### Brief
For each line that holds "تورم", copy the line out.

### Data in this exercise
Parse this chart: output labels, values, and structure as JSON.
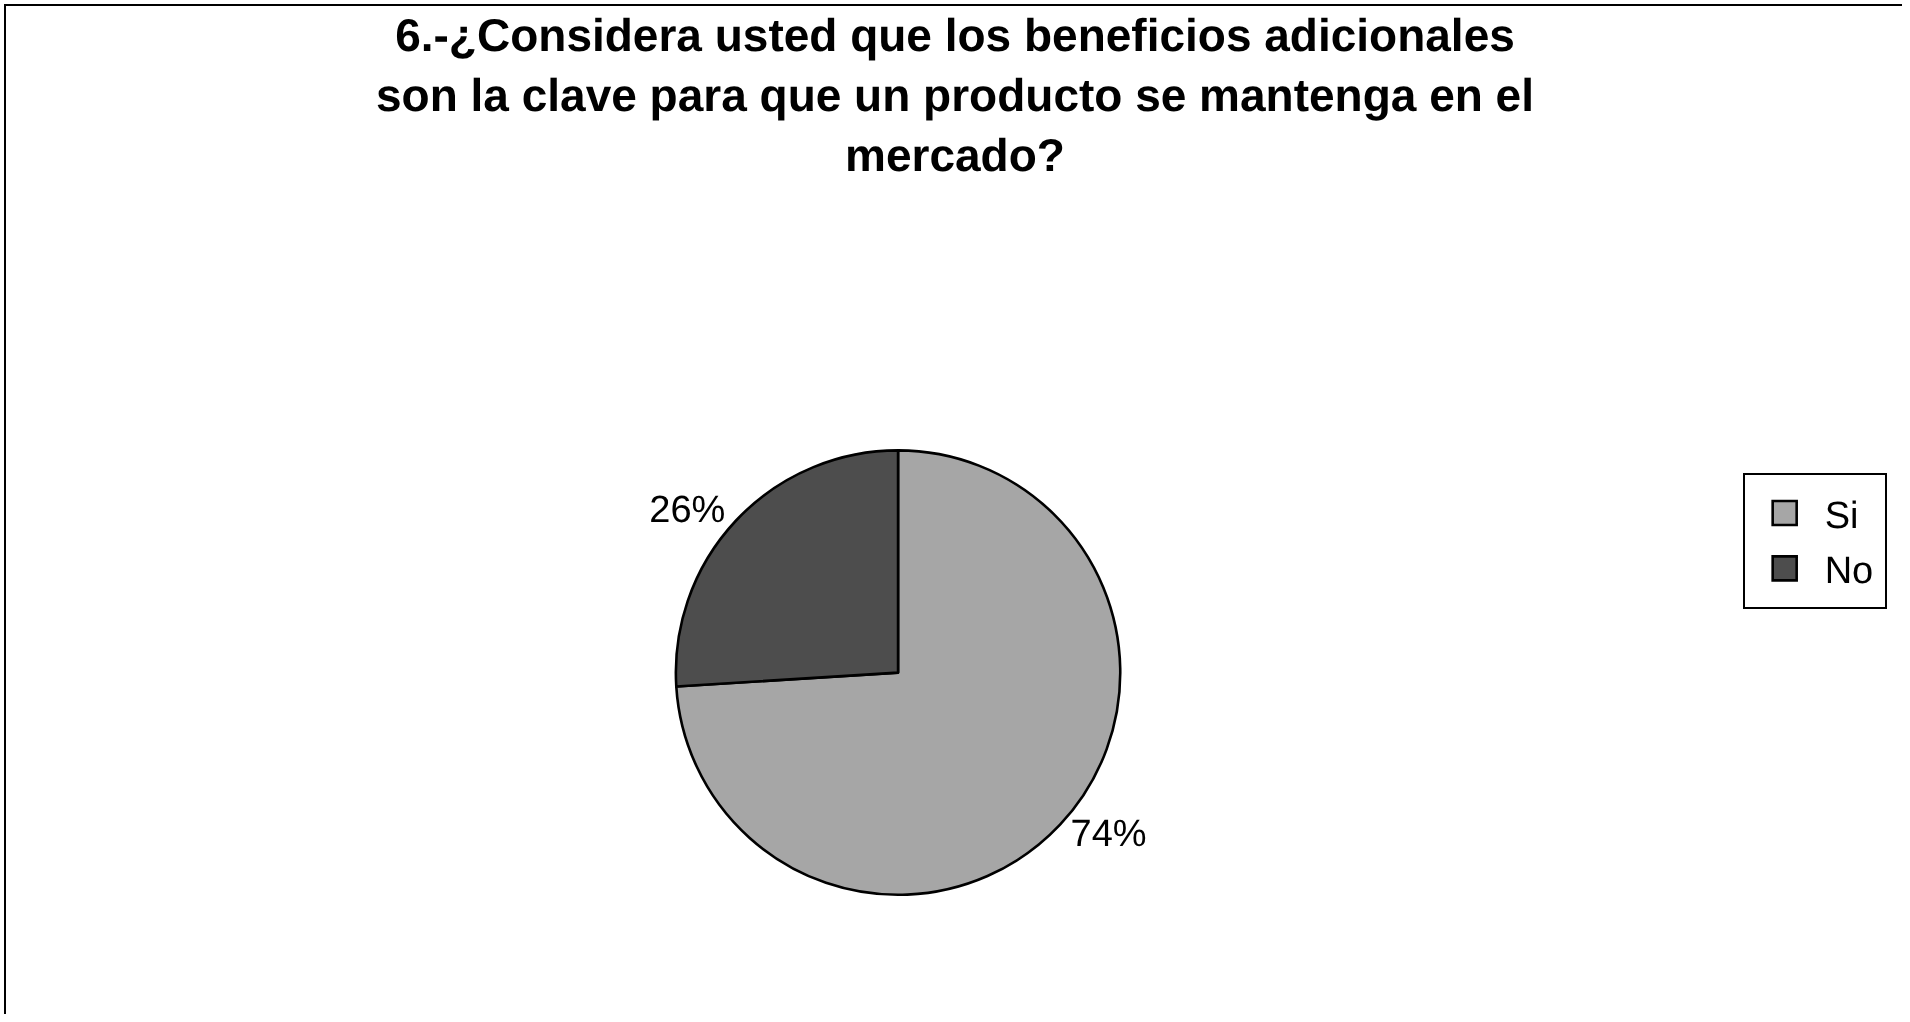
{
  "chart_data": {
    "type": "pie",
    "title": "6.-¿Considera usted que los beneficios adicionales son la clave para que un producto se mantenga en el mercado?",
    "categories": [
      "Si",
      "No"
    ],
    "values": [
      74,
      26
    ],
    "colors": [
      "#a6a6a6",
      "#4d4d4d"
    ],
    "value_labels": [
      "74%",
      "26%"
    ],
    "legend": "right"
  }
}
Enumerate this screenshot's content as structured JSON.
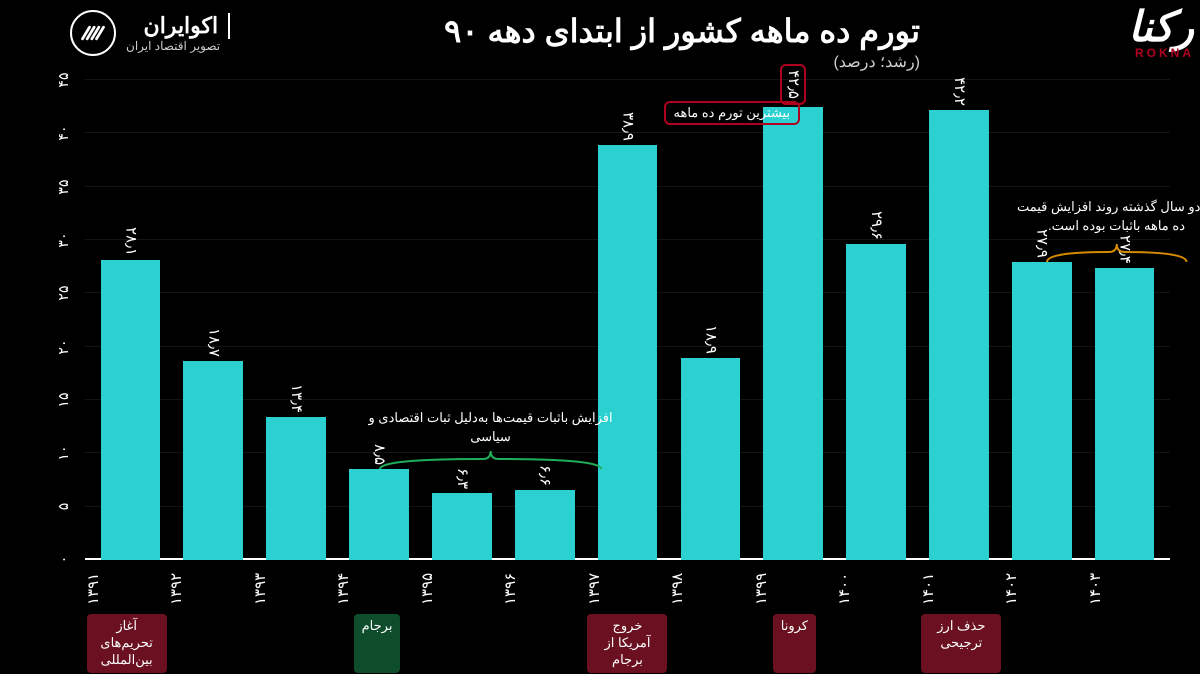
{
  "header": {
    "title": "تورم ده ماهه کشور از ابتدای دهه ۹۰",
    "subtitle": "(رشد؛ درصد)"
  },
  "brand": {
    "name": "اکوایران",
    "tagline": "تصویر اقتصاد ایران"
  },
  "watermark": {
    "fa": "رکنا",
    "en": "ROKNA"
  },
  "chart": {
    "type": "bar",
    "ylim": [
      0,
      45
    ],
    "ytick_step": 5,
    "yticks": [
      "۰",
      "۵",
      "۱۰",
      "۱۵",
      "۲۰",
      "۲۵",
      "۳۰",
      "۳۵",
      "۴۰",
      "۴۵"
    ],
    "ytick_values": [
      0,
      5,
      10,
      15,
      20,
      25,
      30,
      35,
      40,
      45
    ],
    "bar_color": "#2bd1d1",
    "bar_width_pct": 72,
    "background_color": "#000000",
    "grid_color": "rgba(255,255,255,0.08)",
    "axis_color": "#ffffff",
    "value_label_fontsize": 15,
    "xlabel_fontsize": 15,
    "bars": [
      {
        "x": "۱۳۹۱",
        "value": 28.1,
        "label": "۲۸٫۱"
      },
      {
        "x": "۱۳۹۲",
        "value": 18.7,
        "label": "۱۸٫۷"
      },
      {
        "x": "۱۳۹۳",
        "value": 13.4,
        "label": "۱۳٫۴"
      },
      {
        "x": "۱۳۹۴",
        "value": 8.5,
        "label": "۸٫۵"
      },
      {
        "x": "۱۳۹۵",
        "value": 6.3,
        "label": "۶٫۳"
      },
      {
        "x": "۱۳۹۶",
        "value": 6.6,
        "label": "۶٫۶"
      },
      {
        "x": "۱۳۹۷",
        "value": 38.9,
        "label": "۳۸٫۹"
      },
      {
        "x": "۱۳۹۸",
        "value": 18.9,
        "label": "۱۸٫۹"
      },
      {
        "x": "۱۳۹۹",
        "value": 42.5,
        "label": "۴۲٫۵",
        "highlight_color": "#b00020"
      },
      {
        "x": "۱۴۰۰",
        "value": 29.6,
        "label": "۲۹٫۶"
      },
      {
        "x": "۱۴۰۱",
        "value": 42.2,
        "label": "۴۲٫۲"
      },
      {
        "x": "۱۴۰۲",
        "value": 27.9,
        "label": "۲۷٫۹"
      },
      {
        "x": "۱۴۰۳",
        "value": 27.4,
        "label": "۲۷٫۴"
      }
    ],
    "events": [
      {
        "index": 0,
        "text": "آغاز تحریم‌های بین‌المللی",
        "bg": "#6a1020"
      },
      {
        "index": 3,
        "text": "برجام",
        "bg": "#0e4d2b"
      },
      {
        "index": 6,
        "text": "خروج آمریکا از برجام",
        "bg": "#6a1020"
      },
      {
        "index": 8,
        "text": "کرونا",
        "bg": "#6a1020"
      },
      {
        "index": 10,
        "text": "حذف ارز ترجیحی",
        "bg": "#6a1020"
      }
    ],
    "annotations": {
      "stability": {
        "text": "افزایش باثبات قیمت‌ها به‌دلیل ثبات اقتصادی و سیاسی",
        "brace_color": "#1fae5a",
        "span_indices": [
          3,
          4,
          5
        ]
      },
      "recent_trend": {
        "text": "در دو سال گذشته روند افزایش قیمت ده ماهه باثبات بوده است.",
        "brace_color": "#d68a00",
        "span_indices": [
          11,
          12
        ]
      },
      "max_callout": {
        "text": "بیشترین تورم ده ماهه",
        "border_color": "#b00020",
        "target_index": 8
      }
    }
  }
}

### Answer in full
    "title": "تورم ده ماهه کشور از ابتدای دهه ۹۰",
        "text": "بیشترین تورم ده ماهه",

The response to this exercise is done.